The pier was a lot quieter than I’d ever seen it in Ed’s photos but, it was a cold, gray, windy day in November.  I watched the sun set and admired the residual glow like an ember in the lower half of the sky before I continued the rest of the way to Quintin’s house, another dood I met through Warm Showers.  I had dinner with him and his two boys, Caden and Chase, 14 and 11 I believe.  A fire crackled in the fireplace.  

The four of us, plus Moby, the dog and Cat, the cat watched Superman after dinner.  I almost fell asleep on the couch, I took the opportunity to go to bed when the kids did. 

Day 66 11/27/16 - Day Off - Long Beach, CA

Despite waking up indoors without a plan to ride anywhere new today, I still woke up with the sun around 6:00am.  I moved around a bit on the air mattress but it didn’t take long for me to jump right into my usual routine: oats, coffee, and stretching.  It’s honestly the best way to wake up.  Catherine woke up after 8:00 like a normal person and didn’t linger long before heading to her studio in LA.  I had my own agenda: Donuts.  The rain from yesterday disappeared last night but came back this morning, sometimes barely misting and others, a steady stream.  

I watched this all through the window of the top floor apartment, wasting time until noon when it stopped for good, and then I left.  I took Clementine with me to the train about a mile away and rode the rails to the other end, nearly 25 miles, another major detour for the sake of donuts but, what else do I have to do?  I’m just a slug in a garden, any one plant would suit me well for quite a while but, might as well venture out and see what other stuff tastes like.  So I got a pizza while I was in Echo Park as well.  I got back on the train after dark after many failed attempts at asking strangers for bud.  

I didn’t take the train all 25 miles back to Catherine’s; I got off somewhere 10 miles or so from her apartment.  The LA river bike path was a straight shot South to the beach which is why I decided to make the ride on the pitch black path.  The recent rain filled the usually dry riverbed so the lights from cars and buildings twinkled and swayed in the water.  There was no need to rush back, it was still early despite being dark.  I eventually made it back, walked Clementine through the courtyard, the sound of the fountain gently trickling amidst the calm potted palms and cacti, the little oasis where a stone statue of Buddha sits, meditating.  

Catherine and I had a nice, relaxing night, her friend Kayla came by to cut her hair; she modeled for one of Catherine’s paintings where Kayla and another girl are doing their make up in the mirror while a turntable is spinning a David Bowie record.  It’s a gorgeous piece, so many oranges and yellows, it has a warm glow like a fond memory seen clearly with closed eyes.  I like nights like this, blurry and dimly lit in my mind.  We ended up in Kayla’s backyard when we dropped her off; she smoked a cigarette and I smoked a bowl of the weed she was able to find me.  Her landlord has dozens or maybe a hundred potted succulents in the small yard, red and white Christmas lights hang around the space and the muffled sound of the TV puffed out of the cracked window like an audible smoke while we talked low, not wanting to disturb her landlord.  

Leftover donuts await us tomorrow, then I’ll ride off to the next stop.  I’m running out of road in California and I don’t plan on crossing into Mexico til January.  The month of December, I’ll be in Mexico Limbo, killing more time, putting more days in the books with blurry edges, oddly lit.

> **Instructions**:
a. In the journal entry, what did the group watch after dinner at Quintin's house?
b. Transcribe the journal entry from "Catherine and I" up to and including "disturb her landlord.".
c. For each statement, say whether it agrees with the journal entry, and quote the words that decide it. (i) The writer rode the train the full 25 miles back to Catherine's. (ii) Catherine left for her studio in LA. (iii) The writer plans to cross into Mexico in December.
The data after this point is separate from the journal entry.

> **Dataset excerpt**:

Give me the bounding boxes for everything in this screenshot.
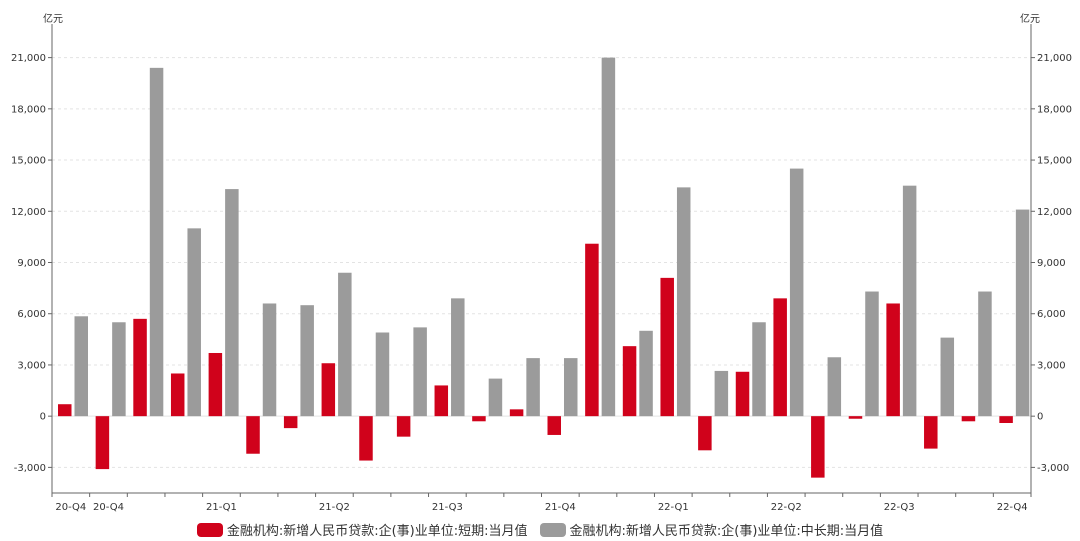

> **Final results**:
a. Superman.

b.
Catherine and I had a nice, relaxing night, her friend Kayla came by to cut her hair; she modeled for one of Catherine’s paintings where Kayla and another girl are doing their make up in the mirror while a turntable is spinning a David Bowie record.  It’s a gorgeous piece, so many oranges and yellows, it has a warm glow like a fond memory seen clearly with closed eyes.  I like nights like this, blurry and dimly lit in my mind.  We ended up in Kayla’s backyard when we dropped her off; she smoked a cigarette and I smoked a bowl of the weed she was able to find me.  Her landlord has dozens or maybe a hundred potted succulents in the small yard, red and white Christmas lights hang around the space and the muffled sound of the TV puffed out of the cracked window like an audible smoke while we talked low, not wanting to disturb her landlord.

c.
(i) No: "I didn’t take the train all 25 miles back to Catherine’s"
(ii) Yes: "didn’t linger long before heading to her studio in LA"
(iii) No: "I don’t plan on crossing into Mexico til January"